··· Input rows ···

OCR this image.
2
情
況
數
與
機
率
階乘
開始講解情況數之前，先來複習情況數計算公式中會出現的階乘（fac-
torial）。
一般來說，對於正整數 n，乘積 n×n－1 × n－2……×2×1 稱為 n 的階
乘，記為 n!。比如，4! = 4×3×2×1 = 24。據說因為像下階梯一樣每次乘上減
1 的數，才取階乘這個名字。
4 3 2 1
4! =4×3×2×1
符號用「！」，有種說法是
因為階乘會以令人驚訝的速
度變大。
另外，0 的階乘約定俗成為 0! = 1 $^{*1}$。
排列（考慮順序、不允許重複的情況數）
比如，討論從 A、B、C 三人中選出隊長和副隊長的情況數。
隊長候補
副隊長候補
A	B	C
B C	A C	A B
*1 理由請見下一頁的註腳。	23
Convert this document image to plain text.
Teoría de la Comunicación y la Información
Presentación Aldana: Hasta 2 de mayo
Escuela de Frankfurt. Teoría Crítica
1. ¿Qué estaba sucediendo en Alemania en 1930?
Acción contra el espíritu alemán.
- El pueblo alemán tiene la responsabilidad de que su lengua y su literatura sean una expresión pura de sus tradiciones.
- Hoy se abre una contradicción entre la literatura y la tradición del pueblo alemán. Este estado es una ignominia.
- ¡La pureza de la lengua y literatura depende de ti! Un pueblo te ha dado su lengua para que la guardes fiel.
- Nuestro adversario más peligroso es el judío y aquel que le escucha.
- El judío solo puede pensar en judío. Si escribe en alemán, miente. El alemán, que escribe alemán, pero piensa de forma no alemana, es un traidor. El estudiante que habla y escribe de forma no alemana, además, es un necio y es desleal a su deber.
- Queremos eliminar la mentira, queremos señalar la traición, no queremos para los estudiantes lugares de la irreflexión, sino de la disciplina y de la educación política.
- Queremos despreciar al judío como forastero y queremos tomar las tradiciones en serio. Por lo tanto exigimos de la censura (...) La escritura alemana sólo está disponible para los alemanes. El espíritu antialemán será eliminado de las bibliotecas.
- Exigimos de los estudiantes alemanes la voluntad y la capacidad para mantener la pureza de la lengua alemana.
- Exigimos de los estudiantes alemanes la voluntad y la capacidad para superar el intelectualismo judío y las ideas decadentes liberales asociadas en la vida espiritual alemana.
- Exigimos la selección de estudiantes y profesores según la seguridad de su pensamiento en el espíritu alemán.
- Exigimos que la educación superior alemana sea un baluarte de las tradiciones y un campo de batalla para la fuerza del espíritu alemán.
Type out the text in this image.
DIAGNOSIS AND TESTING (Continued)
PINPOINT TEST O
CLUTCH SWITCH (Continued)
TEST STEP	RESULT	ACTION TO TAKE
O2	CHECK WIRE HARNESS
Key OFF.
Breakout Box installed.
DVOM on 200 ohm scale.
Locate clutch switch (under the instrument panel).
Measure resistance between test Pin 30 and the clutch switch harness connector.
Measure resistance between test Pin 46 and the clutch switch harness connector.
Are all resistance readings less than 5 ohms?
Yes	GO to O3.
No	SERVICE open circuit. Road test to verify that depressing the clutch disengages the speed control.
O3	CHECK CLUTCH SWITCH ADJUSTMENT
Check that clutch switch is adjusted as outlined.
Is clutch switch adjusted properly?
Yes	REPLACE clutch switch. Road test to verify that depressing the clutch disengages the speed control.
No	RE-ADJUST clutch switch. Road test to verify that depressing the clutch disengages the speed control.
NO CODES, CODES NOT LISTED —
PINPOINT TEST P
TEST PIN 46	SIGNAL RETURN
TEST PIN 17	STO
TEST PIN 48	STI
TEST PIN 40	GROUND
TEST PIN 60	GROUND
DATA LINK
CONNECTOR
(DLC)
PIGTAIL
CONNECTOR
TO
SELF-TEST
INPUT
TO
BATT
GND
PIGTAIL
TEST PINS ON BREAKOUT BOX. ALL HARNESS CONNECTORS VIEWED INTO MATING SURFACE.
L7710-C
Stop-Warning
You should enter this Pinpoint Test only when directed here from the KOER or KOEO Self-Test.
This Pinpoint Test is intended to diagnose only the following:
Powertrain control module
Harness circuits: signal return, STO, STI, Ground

···

=== The request ===
Take the records above and return them exactly as written.

=== Complete answer ===
OCR this image.
2
情
況
數
與
機
率
階乘
開始講解情況數之前，先來複習情況數計算公式中會出現的階乘（fac-
torial）。
一般來說，對於正整數 n，乘積 n×n－1 × n－2……×2×1 稱為 n 的階
乘，記為 n!。比如，4! = 4×3×2×1 = 24。據說因為像下階梯一樣每次乘上減
1 的數，才取階乘這個名字。
4 3 2 1
4! =4×3×2×1
符號用「！」，有種說法是
因為階乘會以令人驚訝的速
度變大。
另外，0 的階乘約定俗成為 0! = 1 $^{*1}$。
排列（考慮順序、不允許重複的情況數）
比如，討論從 A、B、C 三人中選出隊長和副隊長的情況數。
隊長候補
副隊長候補
A	B	C
B C	A C	A B
*1 理由請見下一頁的註腳。	23
Convert this document image to plain text.
Teoría de la Comunicación y la Información
Presentación Aldana: Hasta 2 de mayo
Escuela de Frankfurt. Teoría Crítica
1. ¿Qué estaba sucediendo en Alemania en 1930?
Acción contra el espíritu alemán.
- El pueblo alemán tiene la responsabilidad de que su lengua y su literatura sean una expresión pura de sus tradiciones.
- Hoy se abre una contradicción entre la literatura y la tradición del pueblo alemán. Este estado es una ignominia.
- ¡La pureza de la lengua y literatura depende de ti! Un pueblo te ha dado su lengua para que la guardes fiel.
- Nuestro adversario más peligroso es el judío y aquel que le escucha.
- El judío solo puede pensar en judío. Si escribe en alemán, miente. El alemán, que escribe alemán, pero piensa de forma no alemana, es un traidor. El estudiante que habla y escribe de forma no alemana, además, es un necio y es desleal a su deber.
- Queremos eliminar la mentira, queremos señalar la traición, no queremos para los estudiantes lugares de la irreflexión, sino de la disciplina y de la educación política.
- Queremos despreciar al judío como forastero y queremos tomar las tradiciones en serio. Por lo tanto exigimos de la censura (...) La escritura alemana sólo está disponible para los alemanes. El espíritu antialemán será eliminado de las bibliotecas.
- Exigimos de los estudiantes alemanes la voluntad y la capacidad para mantener la pureza de la lengua alemana.
- Exigimos de los estudiantes alemanes la voluntad y la capacidad para superar el intelectualismo judío y las ideas decadentes liberales asociadas en la vida espiritual alemana.
- Exigimos la selección de estudiantes y profesores según la seguridad de su pensamiento en el espíritu alemán.
- Exigimos que la educación superior alemana sea un baluarte de las tradiciones y un campo de batalla para la fuerza del espíritu alemán.
Type out the text in this image.
DIAGNOSIS AND TESTING (Continued)
PINPOINT TEST O
CLUTCH SWITCH (Continued)
TEST STEP	RESULT	ACTION TO TAKE
O2	CHECK WIRE HARNESS
Key OFF.
Breakout Box installed.
DVOM on 200 ohm scale.
Locate clutch switch (under the instrument panel).
Measure resistance between test Pin 30 and the clutch switch harness connector.
Measure resistance between test Pin 46 and the clutch switch harness connector.
Are all resistance readings less than 5 ohms?
Yes	GO to O3.
No	SERVICE open circuit. Road test to verify that depressing the clutch disengages the speed control.
O3	CHECK CLUTCH SWITCH ADJUSTMENT
Check that clutch switch is adjusted as outlined.
Is clutch switch adjusted properly?
Yes	REPLACE clutch switch. Road test to verify that depressing the clutch disengages the speed control.
No	RE-ADJUST clutch switch. Road test to verify that depressing the clutch disengages the speed control.
NO CODES, CODES NOT LISTED —
PINPOINT TEST P
TEST PIN 46	SIGNAL RETURN
TEST PIN 17	STO
TEST PIN 48	STI
TEST PIN 40	GROUND
TEST PIN 60	GROUND
DATA LINK
CONNECTOR
(DLC)
PIGTAIL
CONNECTOR
TO
SELF-TEST
INPUT
TO
BATT
GND
PIGTAIL
TEST PINS ON BREAKOUT BOX. ALL HARNESS CONNECTORS VIEWED INTO MATING SURFACE.
L7710-C
Stop-Warning
You should enter this Pinpoint Test only when directed here from the KOER or KOEO Self-Test.
This Pinpoint Test is intended to diagnose only the following:
Powertrain control module
Harness circuits: signal return, STO, STI, Ground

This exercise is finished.